* _Task goal_:
Search the listing below, and show each line that includes the word "Hemolysis".

* * * * *

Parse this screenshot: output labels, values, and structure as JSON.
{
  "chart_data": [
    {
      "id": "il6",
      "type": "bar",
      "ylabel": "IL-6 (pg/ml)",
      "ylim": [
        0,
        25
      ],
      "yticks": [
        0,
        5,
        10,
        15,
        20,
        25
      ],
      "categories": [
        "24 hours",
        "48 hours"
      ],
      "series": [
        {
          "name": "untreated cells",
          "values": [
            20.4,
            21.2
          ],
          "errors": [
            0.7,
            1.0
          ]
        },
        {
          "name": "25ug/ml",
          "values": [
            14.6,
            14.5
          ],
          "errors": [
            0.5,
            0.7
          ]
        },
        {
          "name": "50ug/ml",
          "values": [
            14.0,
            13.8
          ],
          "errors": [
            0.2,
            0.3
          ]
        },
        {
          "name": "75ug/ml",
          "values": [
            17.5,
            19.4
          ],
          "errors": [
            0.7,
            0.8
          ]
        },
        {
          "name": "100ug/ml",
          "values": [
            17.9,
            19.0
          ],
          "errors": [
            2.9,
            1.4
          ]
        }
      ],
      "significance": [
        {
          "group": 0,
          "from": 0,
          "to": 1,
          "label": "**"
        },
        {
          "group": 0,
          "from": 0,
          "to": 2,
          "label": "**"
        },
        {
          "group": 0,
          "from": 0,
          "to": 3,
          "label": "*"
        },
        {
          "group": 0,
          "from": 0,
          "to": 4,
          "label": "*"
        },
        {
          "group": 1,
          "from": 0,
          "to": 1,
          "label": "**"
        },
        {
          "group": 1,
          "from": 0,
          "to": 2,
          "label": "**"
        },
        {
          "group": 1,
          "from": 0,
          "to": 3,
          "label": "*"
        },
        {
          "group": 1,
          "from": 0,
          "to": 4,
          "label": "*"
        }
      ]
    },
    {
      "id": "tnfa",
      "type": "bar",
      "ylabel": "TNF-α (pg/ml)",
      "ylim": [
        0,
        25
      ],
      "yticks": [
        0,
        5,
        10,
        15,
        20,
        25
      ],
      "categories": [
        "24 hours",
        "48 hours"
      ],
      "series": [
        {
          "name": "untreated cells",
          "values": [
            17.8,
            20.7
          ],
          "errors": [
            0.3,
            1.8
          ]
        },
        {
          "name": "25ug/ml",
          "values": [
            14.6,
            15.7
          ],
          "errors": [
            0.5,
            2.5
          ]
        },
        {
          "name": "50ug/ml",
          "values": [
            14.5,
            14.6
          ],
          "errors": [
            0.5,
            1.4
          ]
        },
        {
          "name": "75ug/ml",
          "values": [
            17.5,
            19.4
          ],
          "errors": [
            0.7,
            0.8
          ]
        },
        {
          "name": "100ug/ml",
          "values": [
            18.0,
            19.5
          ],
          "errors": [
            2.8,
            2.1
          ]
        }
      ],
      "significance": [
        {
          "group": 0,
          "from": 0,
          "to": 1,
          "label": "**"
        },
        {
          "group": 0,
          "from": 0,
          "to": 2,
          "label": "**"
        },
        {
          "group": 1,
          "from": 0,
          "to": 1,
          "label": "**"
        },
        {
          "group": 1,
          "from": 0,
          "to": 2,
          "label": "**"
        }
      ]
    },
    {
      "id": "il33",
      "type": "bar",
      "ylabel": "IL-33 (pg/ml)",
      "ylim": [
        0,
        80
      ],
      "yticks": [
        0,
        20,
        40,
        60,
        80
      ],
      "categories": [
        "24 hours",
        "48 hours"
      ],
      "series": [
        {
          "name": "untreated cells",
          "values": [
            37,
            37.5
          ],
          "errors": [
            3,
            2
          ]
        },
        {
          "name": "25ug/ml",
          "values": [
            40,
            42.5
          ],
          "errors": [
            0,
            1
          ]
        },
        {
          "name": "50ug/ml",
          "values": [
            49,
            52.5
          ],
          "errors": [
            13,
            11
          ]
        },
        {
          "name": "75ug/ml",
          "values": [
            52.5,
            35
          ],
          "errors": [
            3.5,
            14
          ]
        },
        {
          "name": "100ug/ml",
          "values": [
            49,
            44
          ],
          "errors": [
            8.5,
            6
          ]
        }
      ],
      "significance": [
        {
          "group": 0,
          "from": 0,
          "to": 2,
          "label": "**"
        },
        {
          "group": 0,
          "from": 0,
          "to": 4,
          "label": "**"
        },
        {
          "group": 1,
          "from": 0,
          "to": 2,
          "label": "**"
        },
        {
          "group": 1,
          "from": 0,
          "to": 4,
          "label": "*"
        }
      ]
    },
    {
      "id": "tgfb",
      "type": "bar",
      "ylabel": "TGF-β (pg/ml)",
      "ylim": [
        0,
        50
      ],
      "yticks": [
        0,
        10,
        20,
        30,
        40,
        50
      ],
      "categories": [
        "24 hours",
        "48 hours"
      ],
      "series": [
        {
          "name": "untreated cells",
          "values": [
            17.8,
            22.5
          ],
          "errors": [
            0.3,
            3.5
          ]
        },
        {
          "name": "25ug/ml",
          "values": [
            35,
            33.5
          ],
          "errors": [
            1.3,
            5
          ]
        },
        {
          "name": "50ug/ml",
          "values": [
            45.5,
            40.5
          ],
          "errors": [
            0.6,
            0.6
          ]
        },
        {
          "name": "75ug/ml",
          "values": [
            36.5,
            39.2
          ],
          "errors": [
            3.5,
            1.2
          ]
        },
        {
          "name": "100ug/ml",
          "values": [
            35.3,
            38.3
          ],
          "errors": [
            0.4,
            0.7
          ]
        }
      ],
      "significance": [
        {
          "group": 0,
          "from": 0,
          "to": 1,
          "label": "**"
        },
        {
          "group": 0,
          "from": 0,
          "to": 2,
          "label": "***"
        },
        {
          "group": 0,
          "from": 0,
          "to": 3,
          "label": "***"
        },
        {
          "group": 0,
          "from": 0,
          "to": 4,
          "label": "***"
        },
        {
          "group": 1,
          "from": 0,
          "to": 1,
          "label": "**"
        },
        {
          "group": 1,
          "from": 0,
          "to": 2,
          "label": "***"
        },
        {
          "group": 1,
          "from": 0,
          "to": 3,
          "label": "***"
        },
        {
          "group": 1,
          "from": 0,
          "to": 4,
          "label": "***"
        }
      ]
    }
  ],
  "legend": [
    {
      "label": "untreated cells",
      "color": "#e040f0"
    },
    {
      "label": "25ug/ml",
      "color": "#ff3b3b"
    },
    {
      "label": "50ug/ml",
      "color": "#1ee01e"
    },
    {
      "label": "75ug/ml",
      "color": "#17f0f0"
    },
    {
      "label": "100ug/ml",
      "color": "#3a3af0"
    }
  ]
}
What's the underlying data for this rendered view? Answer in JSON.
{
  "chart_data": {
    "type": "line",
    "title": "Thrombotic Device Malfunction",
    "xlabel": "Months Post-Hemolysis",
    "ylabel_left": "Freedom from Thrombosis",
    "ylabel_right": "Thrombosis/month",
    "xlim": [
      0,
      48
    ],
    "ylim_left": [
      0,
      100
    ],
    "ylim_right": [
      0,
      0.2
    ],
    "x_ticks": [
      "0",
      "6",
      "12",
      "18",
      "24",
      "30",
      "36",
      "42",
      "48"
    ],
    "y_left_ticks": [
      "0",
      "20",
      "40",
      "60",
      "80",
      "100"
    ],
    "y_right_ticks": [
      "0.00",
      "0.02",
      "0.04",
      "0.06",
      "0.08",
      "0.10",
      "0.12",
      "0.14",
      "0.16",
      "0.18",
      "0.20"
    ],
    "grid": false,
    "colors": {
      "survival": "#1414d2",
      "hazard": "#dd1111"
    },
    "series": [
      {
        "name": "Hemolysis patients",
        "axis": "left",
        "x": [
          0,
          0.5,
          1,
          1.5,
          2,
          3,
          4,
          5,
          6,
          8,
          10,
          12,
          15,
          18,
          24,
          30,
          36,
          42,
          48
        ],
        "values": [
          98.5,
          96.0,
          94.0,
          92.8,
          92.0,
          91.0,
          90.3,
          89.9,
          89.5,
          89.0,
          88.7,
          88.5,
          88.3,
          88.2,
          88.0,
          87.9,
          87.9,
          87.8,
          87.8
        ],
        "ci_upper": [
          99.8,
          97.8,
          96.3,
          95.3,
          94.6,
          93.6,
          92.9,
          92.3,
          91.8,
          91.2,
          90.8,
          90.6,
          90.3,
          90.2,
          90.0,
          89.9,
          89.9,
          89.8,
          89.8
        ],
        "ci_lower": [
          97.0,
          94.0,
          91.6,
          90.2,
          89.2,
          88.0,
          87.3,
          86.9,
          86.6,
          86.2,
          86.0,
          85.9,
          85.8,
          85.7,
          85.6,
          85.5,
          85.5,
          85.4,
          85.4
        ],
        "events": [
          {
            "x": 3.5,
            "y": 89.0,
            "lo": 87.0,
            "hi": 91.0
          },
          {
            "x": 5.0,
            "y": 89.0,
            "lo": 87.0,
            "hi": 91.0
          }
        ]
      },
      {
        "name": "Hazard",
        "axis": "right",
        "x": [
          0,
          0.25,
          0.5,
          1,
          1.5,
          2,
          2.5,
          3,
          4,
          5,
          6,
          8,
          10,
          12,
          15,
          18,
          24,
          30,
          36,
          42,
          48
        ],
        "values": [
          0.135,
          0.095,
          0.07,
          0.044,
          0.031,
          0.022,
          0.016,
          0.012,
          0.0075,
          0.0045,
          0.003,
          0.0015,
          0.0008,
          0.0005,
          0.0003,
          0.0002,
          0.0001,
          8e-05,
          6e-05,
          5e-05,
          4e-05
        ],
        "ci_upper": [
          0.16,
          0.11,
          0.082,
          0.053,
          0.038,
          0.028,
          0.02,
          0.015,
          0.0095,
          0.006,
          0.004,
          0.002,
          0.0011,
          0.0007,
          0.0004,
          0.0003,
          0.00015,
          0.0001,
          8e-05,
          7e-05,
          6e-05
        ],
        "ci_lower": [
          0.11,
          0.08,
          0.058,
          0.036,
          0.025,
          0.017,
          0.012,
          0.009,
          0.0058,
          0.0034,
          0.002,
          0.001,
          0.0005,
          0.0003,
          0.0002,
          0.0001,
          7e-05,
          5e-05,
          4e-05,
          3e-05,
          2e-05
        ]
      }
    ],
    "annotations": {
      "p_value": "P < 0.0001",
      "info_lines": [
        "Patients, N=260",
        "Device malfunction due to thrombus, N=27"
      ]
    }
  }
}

* * * * *

* _Solution to this task_:
    "xlabel": "Months Post-Hemolysis",
        "name": "Hemolysis patients",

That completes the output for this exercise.